[BEGIN RECORDED INFORMATION]

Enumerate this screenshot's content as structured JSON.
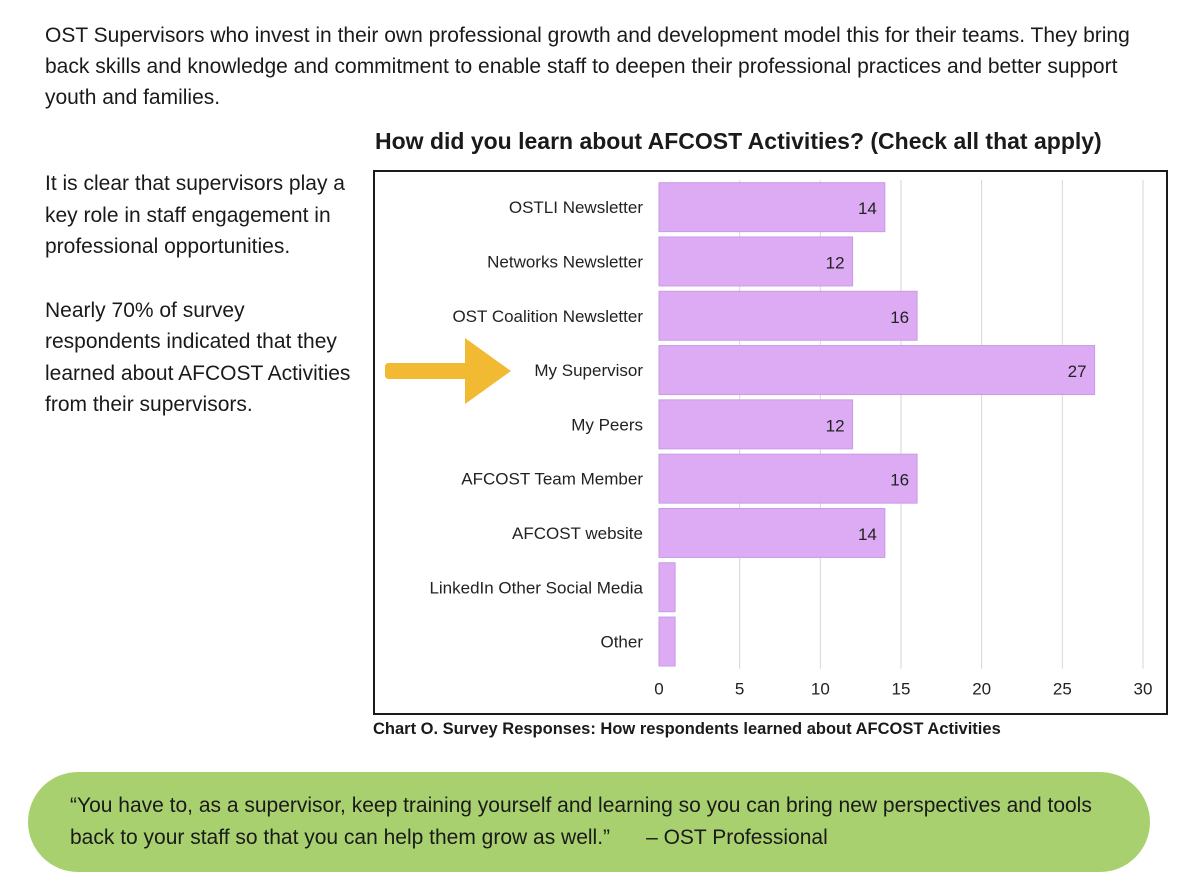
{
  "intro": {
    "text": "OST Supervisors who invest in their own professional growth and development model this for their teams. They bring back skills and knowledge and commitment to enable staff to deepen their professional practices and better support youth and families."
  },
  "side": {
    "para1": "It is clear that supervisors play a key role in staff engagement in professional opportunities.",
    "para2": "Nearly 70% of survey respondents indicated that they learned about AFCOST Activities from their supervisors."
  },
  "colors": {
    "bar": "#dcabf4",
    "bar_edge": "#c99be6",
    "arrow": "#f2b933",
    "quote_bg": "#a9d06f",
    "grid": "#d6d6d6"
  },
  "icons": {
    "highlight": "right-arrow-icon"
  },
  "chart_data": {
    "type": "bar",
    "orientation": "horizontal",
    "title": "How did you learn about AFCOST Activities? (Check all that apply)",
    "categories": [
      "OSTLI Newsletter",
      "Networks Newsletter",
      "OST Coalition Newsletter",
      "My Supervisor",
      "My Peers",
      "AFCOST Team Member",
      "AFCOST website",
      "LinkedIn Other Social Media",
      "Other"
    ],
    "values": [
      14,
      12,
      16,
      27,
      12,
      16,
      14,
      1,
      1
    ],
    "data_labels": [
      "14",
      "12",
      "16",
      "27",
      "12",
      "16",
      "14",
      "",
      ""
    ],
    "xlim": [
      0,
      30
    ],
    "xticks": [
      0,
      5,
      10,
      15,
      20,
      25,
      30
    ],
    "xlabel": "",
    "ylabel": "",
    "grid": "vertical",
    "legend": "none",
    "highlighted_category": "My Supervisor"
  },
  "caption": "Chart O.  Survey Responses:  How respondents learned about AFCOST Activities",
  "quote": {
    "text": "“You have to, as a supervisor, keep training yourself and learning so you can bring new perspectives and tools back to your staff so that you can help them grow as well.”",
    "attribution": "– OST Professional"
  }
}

[END RECORDED INFORMATION]

> OBJECTIVE
Keep the pictures out of the copy and write out the data exactly as it stands.

> FINISHED EXERCISE
Enumerate this screenshot's content as structured JSON.
{
  "intro": {
    "text": "OST Supervisors who invest in their own professional growth and development model this for their teams. They bring back skills and knowledge and commitment to enable staff to deepen their professional practices and better support youth and families."
  },
  "side": {
    "para1": "It is clear that supervisors play a key role in staff engagement in professional opportunities.",
    "para2": "Nearly 70% of survey respondents indicated that they learned about AFCOST Activities from their supervisors."
  },
  "colors": {
    "bar": "#dcabf4",
    "bar_edge": "#c99be6",
    "arrow": "#f2b933",
    "quote_bg": "#a9d06f",
    "grid": "#d6d6d6"
  },
  "icons": {
    "highlight": "right-arrow-icon"
  },
  "chart_data": {
    "type": "bar",
    "orientation": "horizontal",
    "title": "How did you learn about AFCOST Activities? (Check all that apply)",
    "categories": [
      "OSTLI Newsletter",
      "Networks Newsletter",
      "OST Coalition Newsletter",
      "My Supervisor",
      "My Peers",
      "AFCOST Team Member",
      "AFCOST website",
      "LinkedIn Other Social Media",
      "Other"
    ],
    "values": [
      14,
      12,
      16,
      27,
      12,
      16,
      14,
      1,
      1
    ],
    "data_labels": [
      "14",
      "12",
      "16",
      "27",
      "12",
      "16",
      "14",
      "",
      ""
    ],
    "xlim": [
      0,
      30
    ],
    "xticks": [
      0,
      5,
      10,
      15,
      20,
      25,
      30
    ],
    "xlabel": "",
    "ylabel": "",
    "grid": "vertical",
    "legend": "none",
    "highlighted_category": "My Supervisor"
  },
  "caption": "Chart O.  Survey Responses:  How respondents learned about AFCOST Activities",
  "quote": {
    "text": "“You have to, as a supervisor, keep training yourself and learning so you can bring new perspectives and tools back to your staff so that you can help them grow as well.”",
    "attribution": "– OST Professional"
  }
}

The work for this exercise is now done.